→ **Input**:
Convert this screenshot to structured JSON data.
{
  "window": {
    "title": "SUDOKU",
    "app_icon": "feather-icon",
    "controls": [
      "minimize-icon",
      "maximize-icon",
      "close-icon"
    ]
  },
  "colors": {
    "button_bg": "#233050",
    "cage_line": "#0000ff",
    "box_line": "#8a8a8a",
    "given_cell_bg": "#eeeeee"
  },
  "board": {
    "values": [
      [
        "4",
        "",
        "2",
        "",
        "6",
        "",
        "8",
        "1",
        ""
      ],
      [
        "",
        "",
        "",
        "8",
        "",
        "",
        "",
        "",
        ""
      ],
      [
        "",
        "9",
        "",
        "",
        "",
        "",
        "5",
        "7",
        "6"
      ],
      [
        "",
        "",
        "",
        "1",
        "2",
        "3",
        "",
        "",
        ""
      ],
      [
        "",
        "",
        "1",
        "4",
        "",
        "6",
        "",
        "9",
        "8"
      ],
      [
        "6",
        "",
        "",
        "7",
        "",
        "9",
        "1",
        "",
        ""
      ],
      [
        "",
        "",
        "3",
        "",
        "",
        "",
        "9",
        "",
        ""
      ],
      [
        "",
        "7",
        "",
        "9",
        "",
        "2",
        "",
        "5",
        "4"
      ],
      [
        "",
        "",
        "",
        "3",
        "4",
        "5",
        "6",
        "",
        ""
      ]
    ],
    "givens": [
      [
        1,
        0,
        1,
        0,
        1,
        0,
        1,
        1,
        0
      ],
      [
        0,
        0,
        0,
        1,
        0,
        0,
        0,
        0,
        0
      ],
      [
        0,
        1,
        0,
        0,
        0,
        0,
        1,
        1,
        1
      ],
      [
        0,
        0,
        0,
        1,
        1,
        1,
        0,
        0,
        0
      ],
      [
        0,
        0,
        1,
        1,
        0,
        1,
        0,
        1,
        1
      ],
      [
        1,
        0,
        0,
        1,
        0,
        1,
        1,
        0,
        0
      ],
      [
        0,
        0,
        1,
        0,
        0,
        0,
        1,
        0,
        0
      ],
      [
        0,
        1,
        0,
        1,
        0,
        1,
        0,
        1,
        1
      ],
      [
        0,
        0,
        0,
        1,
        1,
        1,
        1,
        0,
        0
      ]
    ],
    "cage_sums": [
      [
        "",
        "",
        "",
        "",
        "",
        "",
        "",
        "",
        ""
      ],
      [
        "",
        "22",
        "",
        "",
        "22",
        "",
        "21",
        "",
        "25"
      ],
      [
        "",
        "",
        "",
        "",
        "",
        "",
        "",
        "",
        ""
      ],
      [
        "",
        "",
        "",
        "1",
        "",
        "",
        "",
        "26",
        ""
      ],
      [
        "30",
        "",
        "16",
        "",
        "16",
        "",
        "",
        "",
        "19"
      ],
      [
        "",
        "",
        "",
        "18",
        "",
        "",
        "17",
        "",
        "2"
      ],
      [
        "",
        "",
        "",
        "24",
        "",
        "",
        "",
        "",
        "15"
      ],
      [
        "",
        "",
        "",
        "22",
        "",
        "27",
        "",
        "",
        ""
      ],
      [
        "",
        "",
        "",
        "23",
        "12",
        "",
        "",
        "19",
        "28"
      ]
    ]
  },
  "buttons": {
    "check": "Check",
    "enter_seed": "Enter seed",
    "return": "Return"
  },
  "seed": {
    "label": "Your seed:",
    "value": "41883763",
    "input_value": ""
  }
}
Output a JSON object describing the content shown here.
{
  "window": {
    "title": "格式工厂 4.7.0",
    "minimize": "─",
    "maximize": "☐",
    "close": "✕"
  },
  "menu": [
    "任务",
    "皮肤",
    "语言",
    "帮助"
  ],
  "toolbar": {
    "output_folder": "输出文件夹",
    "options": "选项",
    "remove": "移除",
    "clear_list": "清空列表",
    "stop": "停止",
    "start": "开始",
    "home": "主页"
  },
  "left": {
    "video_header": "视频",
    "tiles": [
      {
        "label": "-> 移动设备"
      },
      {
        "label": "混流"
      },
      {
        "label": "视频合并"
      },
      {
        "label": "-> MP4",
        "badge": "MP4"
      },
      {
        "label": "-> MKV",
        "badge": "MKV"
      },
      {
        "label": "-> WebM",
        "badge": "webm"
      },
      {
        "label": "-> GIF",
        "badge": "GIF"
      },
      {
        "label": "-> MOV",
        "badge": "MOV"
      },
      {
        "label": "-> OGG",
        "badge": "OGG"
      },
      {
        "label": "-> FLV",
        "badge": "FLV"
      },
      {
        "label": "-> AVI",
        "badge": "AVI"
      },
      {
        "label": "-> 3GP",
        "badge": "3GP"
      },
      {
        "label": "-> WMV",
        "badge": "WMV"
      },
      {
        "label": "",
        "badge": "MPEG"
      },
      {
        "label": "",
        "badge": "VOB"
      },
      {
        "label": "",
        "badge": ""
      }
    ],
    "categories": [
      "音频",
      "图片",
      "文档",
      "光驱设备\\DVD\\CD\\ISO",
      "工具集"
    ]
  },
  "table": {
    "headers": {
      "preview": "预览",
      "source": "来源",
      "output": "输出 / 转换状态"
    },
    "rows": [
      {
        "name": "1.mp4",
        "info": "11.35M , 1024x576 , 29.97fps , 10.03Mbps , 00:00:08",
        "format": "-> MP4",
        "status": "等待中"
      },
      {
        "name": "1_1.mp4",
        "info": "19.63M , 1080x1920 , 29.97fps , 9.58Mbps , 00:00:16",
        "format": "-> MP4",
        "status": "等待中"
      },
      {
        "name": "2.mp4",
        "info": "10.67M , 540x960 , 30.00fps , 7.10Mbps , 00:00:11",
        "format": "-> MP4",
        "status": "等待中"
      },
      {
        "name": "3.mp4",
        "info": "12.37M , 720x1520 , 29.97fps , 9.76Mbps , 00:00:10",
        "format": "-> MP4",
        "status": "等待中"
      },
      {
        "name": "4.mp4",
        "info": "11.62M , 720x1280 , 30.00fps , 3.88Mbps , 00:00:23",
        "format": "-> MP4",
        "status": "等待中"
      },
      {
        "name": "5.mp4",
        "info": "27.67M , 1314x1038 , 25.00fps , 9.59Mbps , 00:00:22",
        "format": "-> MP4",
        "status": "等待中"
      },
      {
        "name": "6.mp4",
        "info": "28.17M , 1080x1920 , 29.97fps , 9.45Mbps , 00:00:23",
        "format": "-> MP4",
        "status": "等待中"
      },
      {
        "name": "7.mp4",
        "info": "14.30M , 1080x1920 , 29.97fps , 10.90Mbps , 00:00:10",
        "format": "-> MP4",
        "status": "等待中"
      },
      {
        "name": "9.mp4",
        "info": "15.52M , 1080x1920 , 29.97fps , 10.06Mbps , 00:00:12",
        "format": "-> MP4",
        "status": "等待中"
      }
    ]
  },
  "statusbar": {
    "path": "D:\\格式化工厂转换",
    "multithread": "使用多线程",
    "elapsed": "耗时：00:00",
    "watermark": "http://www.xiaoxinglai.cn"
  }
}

→ **Written problem**:
Take the lines above and retype all of them exactly.

→ **Solution for this task**:
Convert this screenshot to structured JSON data.
{
  "window": {
    "title": "SUDOKU",
    "app_icon": "feather-icon",
    "controls": [
      "minimize-icon",
      "maximize-icon",
      "close-icon"
    ]
  },
  "colors": {
    "button_bg": "#233050",
    "cage_line": "#0000ff",
    "box_line": "#8a8a8a",
    "given_cell_bg": "#eeeeee"
  },
  "board": {
    "values": [
      [
        "4",
        "",
        "2",
        "",
        "6",
        "",
        "8",
        "1",
        ""
      ],
      [
        "",
        "",
        "",
        "8",
        "",
        "",
        "",
        "",
        ""
      ],
      [
        "",
        "9",
        "",
        "",
        "",
        "",
        "5",
        "7",
        "6"
      ],
      [
        "",
        "",
        "",
        "1",
        "2",
        "3",
        "",
        "",
        ""
      ],
      [
        "",
        "",
        "1",
        "4",
        "",
        "6",
        "",
        "9",
        "8"
      ],
      [
        "6",
        "",
        "",
        "7",
        "",
        "9",
        "1",
        "",
        ""
      ],
      [
        "",
        "",
        "3",
        "",
        "",
        "",
        "9",
        "",
        ""
      ],
      [
        "",
        "7",
        "",
        "9",
        "",
        "2",
        "",
        "5",
        "4"
      ],
      [
        "",
        "",
        "",
        "3",
        "4",
        "5",
        "6",
        "",
        ""
      ]
    ],
    "givens": [
      [
        1,
        0,
        1,
        0,
        1,
        0,
        1,
        1,
        0
      ],
      [
        0,
        0,
        0,
        1,
        0,
        0,
        0,
        0,
        0
      ],
      [
        0,
        1,
        0,
        0,
        0,
        0,
        1,
        1,
        1
      ],
      [
        0,
        0,
        0,
        1,
        1,
        1,
        0,
        0,
        0
      ],
      [
        0,
        0,
        1,
        1,
        0,
        1,
        0,
        1,
        1
      ],
      [
        1,
        0,
        0,
        1,
        0,
        1,
        1,
        0,
        0
      ],
      [
        0,
        0,
        1,
        0,
        0,
        0,
        1,
        0,
        0
      ],
      [
        0,
        1,
        0,
        1,
        0,
        1,
        0,
        1,
        1
      ],
      [
        0,
        0,
        0,
        1,
        1,
        1,
        1,
        0,
        0
      ]
    ],
    "cage_sums": [
      [
        "",
        "",
        "",
        "",
        "",
        "",
        "",
        "",
        ""
      ],
      [
        "",
        "22",
        "",
        "",
        "22",
        "",
        "21",
        "",
        "25"
      ],
      [
        "",
        "",
        "",
        "",
        "",
        "",
        "",
        "",
        ""
      ],
      [
        "",
        "",
        "",
        "1",
        "",
        "",
        "",
        "26",
        ""
      ],
      [
        "30",
        "",
        "16",
        "",
        "16",
        "",
        "",
        "",
        "19"
      ],
      [
        "",
        "",
        "",
        "18",
        "",
        "",
        "17",
        "",
        "2"
      ],
      [
        "",
        "",
        "",
        "24",
        "",
        "",
        "",
        "",
        "15"
      ],
      [
        "",
        "",
        "",
        "22",
        "",
        "27",
        "",
        "",
        ""
      ],
      [
        "",
        "",
        "",
        "23",
        "12",
        "",
        "",
        "19",
        "28"
      ]
    ]
  },
  "buttons": {
    "check": "Check",
    "enter_seed": "Enter seed",
    "return": "Return"
  },
  "seed": {
    "label": "Your seed:",
    "value": "41883763",
    "input_value": ""
  }
}
Output a JSON object describing the content shown here.
{
  "window": {
    "title": "格式工厂 4.7.0",
    "minimize": "─",
    "maximize": "☐",
    "close": "✕"
  },
  "menu": [
    "任务",
    "皮肤",
    "语言",
    "帮助"
  ],
  "toolbar": {
    "output_folder": "输出文件夹",
    "options": "选项",
    "remove": "移除",
    "clear_list": "清空列表",
    "stop": "停止",
    "start": "开始",
    "home": "主页"
  },
  "left": {
    "video_header": "视频",
    "tiles": [
      {
        "label": "-> 移动设备"
      },
      {
        "label": "混流"
      },
      {
        "label": "视频合并"
      },
      {
        "label": "-> MP4",
        "badge": "MP4"
      },
      {
        "label": "-> MKV",
        "badge": "MKV"
      },
      {
        "label": "-> WebM",
        "badge": "webm"
      },
      {
        "label": "-> GIF",
        "badge": "GIF"
      },
      {
        "label": "-> MOV",
        "badge": "MOV"
      },
      {
        "label": "-> OGG",
        "badge": "OGG"
      },
      {
        "label": "-> FLV",
        "badge": "FLV"
      },
      {
        "label": "-> AVI",
        "badge": "AVI"
      },
      {
        "label": "-> 3GP",
        "badge": "3GP"
      },
      {
        "label": "-> WMV",
        "badge": "WMV"
      },
      {
        "label": "",
        "badge": "MPEG"
      },
      {
        "label": "",
        "badge": "VOB"
      },
      {
        "label": "",
        "badge": ""
      }
    ],
    "categories": [
      "音频",
      "图片",
      "文档",
      "光驱设备\\DVD\\CD\\ISO",
      "工具集"
    ]
  },
  "table": {
    "headers": {
      "preview": "预览",
      "source": "来源",
      "output": "输出 / 转换状态"
    },
    "rows": [
      {
        "name": "1.mp4",
        "info": "11.35M , 1024x576 , 29.97fps , 10.03Mbps , 00:00:08",
        "format": "-> MP4",
        "status": "等待中"
      },
      {
        "name": "1_1.mp4",
        "info": "19.63M , 1080x1920 , 29.97fps , 9.58Mbps , 00:00:16",
        "format": "-> MP4",
        "status": "等待中"
      },
      {
        "name": "2.mp4",
        "info": "10.67M , 540x960 , 30.00fps , 7.10Mbps , 00:00:11",
        "format": "-> MP4",
        "status": "等待中"
      },
      {
        "name": "3.mp4",
        "info": "12.37M , 720x1520 , 29.97fps , 9.76Mbps , 00:00:10",
        "format": "-> MP4",
        "status": "等待中"
      },
      {
        "name": "4.mp4",
        "info": "11.62M , 720x1280 , 30.00fps , 3.88Mbps , 00:00:23",
        "format": "-> MP4",
        "status": "等待中"
      },
      {
        "name": "5.mp4",
        "info": "27.67M , 1314x1038 , 25.00fps , 9.59Mbps , 00:00:22",
        "format": "-> MP4",
        "status": "等待中"
      },
      {
        "name": "6.mp4",
        "info": "28.17M , 1080x1920 , 29.97fps , 9.45Mbps , 00:00:23",
        "format": "-> MP4",
        "status": "等待中"
      },
      {
        "name": "7.mp4",
        "info": "14.30M , 1080x1920 , 29.97fps , 10.90Mbps , 00:00:10",
        "format": "-> MP4",
        "status": "等待中"
      },
      {
        "name": "9.mp4",
        "info": "15.52M , 1080x1920 , 29.97fps , 10.06Mbps , 00:00:12",
        "format": "-> MP4",
        "status": "等待中"
      }
    ]
  },
  "statusbar": {
    "path": "D:\\格式化工厂转换",
    "multithread": "使用多线程",
    "elapsed": "耗时：00:00",
    "watermark": "http://www.xiaoxinglai.cn"
  }
}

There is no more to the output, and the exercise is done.